** WHAT IS NEEDED **
Repeat each line of the material exactly.

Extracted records

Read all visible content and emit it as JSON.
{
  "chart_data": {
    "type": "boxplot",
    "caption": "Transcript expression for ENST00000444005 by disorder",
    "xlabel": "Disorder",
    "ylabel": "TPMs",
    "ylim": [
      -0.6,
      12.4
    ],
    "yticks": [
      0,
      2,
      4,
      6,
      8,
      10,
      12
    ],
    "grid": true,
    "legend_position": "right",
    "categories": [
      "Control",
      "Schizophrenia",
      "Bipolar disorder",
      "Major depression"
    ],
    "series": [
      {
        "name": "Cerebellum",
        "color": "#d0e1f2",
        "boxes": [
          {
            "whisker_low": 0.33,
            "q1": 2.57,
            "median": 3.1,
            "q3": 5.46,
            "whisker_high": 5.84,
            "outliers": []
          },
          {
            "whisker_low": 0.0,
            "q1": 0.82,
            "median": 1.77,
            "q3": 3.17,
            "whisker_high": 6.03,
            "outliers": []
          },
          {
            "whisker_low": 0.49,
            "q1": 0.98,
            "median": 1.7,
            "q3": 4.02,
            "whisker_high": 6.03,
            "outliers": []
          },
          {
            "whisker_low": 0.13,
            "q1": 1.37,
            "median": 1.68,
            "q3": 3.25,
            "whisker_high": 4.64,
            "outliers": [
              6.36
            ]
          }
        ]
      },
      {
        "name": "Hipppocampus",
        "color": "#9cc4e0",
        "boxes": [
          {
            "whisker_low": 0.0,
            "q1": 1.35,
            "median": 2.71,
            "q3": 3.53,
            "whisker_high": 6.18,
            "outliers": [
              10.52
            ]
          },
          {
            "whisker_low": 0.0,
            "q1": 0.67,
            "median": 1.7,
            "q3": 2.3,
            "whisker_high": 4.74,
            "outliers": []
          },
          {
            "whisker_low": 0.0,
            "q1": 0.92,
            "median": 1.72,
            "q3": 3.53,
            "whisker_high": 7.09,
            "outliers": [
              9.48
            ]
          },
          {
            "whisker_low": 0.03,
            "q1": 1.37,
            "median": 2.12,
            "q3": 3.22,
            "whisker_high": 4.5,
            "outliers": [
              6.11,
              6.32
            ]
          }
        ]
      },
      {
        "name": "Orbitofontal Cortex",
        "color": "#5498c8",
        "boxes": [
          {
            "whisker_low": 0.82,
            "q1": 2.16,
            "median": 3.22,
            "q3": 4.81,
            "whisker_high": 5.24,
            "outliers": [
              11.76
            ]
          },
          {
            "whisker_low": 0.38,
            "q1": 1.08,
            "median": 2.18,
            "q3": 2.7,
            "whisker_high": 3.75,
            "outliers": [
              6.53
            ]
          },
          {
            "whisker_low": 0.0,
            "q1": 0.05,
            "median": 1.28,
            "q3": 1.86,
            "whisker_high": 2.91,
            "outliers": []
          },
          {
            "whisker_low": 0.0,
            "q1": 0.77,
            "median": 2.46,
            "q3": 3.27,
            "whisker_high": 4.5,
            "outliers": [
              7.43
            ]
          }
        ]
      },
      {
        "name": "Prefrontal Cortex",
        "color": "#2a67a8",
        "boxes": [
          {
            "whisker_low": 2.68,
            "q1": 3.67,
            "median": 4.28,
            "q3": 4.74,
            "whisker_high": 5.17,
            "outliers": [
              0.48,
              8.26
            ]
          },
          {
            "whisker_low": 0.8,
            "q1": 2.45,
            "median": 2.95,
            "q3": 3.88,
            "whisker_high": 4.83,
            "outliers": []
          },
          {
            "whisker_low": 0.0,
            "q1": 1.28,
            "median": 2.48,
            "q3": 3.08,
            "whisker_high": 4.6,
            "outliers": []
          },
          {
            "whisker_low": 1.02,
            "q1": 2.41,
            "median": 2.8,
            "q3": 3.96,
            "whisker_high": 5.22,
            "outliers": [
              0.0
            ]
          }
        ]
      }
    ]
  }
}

** EXERCISE ANSWER **
Read all visible content and emit it as JSON.
{
  "chart_data": {
    "type": "boxplot",
    "caption": "Transcript expression for ENST00000444005 by disorder",
    "xlabel": "Disorder",
    "ylabel": "TPMs",
    "ylim": [
      -0.6,
      12.4
    ],
    "yticks": [
      0,
      2,
      4,
      6,
      8,
      10,
      12
    ],
    "grid": true,
    "legend_position": "right",
    "categories": [
      "Control",
      "Schizophrenia",
      "Bipolar disorder",
      "Major depression"
    ],
    "series": [
      {
        "name": "Cerebellum",
        "color": "#d0e1f2",
        "boxes": [
          {
            "whisker_low": 0.33,
            "q1": 2.57,
            "median": 3.1,
            "q3": 5.46,
            "whisker_high": 5.84,
            "outliers": []
          },
          {
            "whisker_low": 0.0,
            "q1": 0.82,
            "median": 1.77,
            "q3": 3.17,
            "whisker_high": 6.03,
            "outliers": []
          },
          {
            "whisker_low": 0.49,
            "q1": 0.98,
            "median": 1.7,
            "q3": 4.02,
            "whisker_high": 6.03,
            "outliers": []
          },
          {
            "whisker_low": 0.13,
            "q1": 1.37,
            "median": 1.68,
            "q3": 3.25,
            "whisker_high": 4.64,
            "outliers": [
              6.36
            ]
          }
        ]
      },
      {
        "name": "Hipppocampus",
        "color": "#9cc4e0",
        "boxes": [
          {
            "whisker_low": 0.0,
            "q1": 1.35,
            "median": 2.71,
            "q3": 3.53,
            "whisker_high": 6.18,
            "outliers": [
              10.52
            ]
          },
          {
            "whisker_low": 0.0,
            "q1": 0.67,
            "median": 1.7,
            "q3": 2.3,
            "whisker_high": 4.74,
            "outliers": []
          },
          {
            "whisker_low": 0.0,
            "q1": 0.92,
            "median": 1.72,
            "q3": 3.53,
            "whisker_high": 7.09,
            "outliers": [
              9.48
            ]
          },
          {
            "whisker_low": 0.03,
            "q1": 1.37,
            "median": 2.12,
            "q3": 3.22,
            "whisker_high": 4.5,
            "outliers": [
              6.11,
              6.32
            ]
          }
        ]
      },
      {
        "name": "Orbitofontal Cortex",
        "color": "#5498c8",
        "boxes": [
          {
            "whisker_low": 0.82,
            "q1": 2.16,
            "median": 3.22,
            "q3": 4.81,
            "whisker_high": 5.24,
            "outliers": [
              11.76
            ]
          },
          {
            "whisker_low": 0.38,
            "q1": 1.08,
            "median": 2.18,
            "q3": 2.7,
            "whisker_high": 3.75,
            "outliers": [
              6.53
            ]
          },
          {
            "whisker_low": 0.0,
            "q1": 0.05,
            "median": 1.28,
            "q3": 1.86,
            "whisker_high": 2.91,
            "outliers": []
          },
          {
            "whisker_low": 0.0,
            "q1": 0.77,
            "median": 2.46,
            "q3": 3.27,
            "whisker_high": 4.5,
            "outliers": [
              7.43
            ]
          }
        ]
      },
      {
        "name": "Prefrontal Cortex",
        "color": "#2a67a8",
        "boxes": [
          {
            "whisker_low": 2.68,
            "q1": 3.67,
            "median": 4.28,
            "q3": 4.74,
            "whisker_high": 5.17,
            "outliers": [
              0.48,
              8.26
            ]
          },
          {
            "whisker_low": 0.8,
            "q1": 2.45,
            "median": 2.95,
            "q3": 3.88,
            "whisker_high": 4.83,
            "outliers": []
          },
          {
            "whisker_low": 0.0,
            "q1": 1.28,
            "median": 2.48,
            "q3": 3.08,
            "whisker_high": 4.6,
            "outliers": []
          },
          {
            "whisker_low": 1.02,
            "q1": 2.41,
            "median": 2.8,
            "q3": 3.96,
            "whisker_high": 5.22,
            "outliers": [
              0.0
            ]
          }
        ]
      }
    ]
  }
}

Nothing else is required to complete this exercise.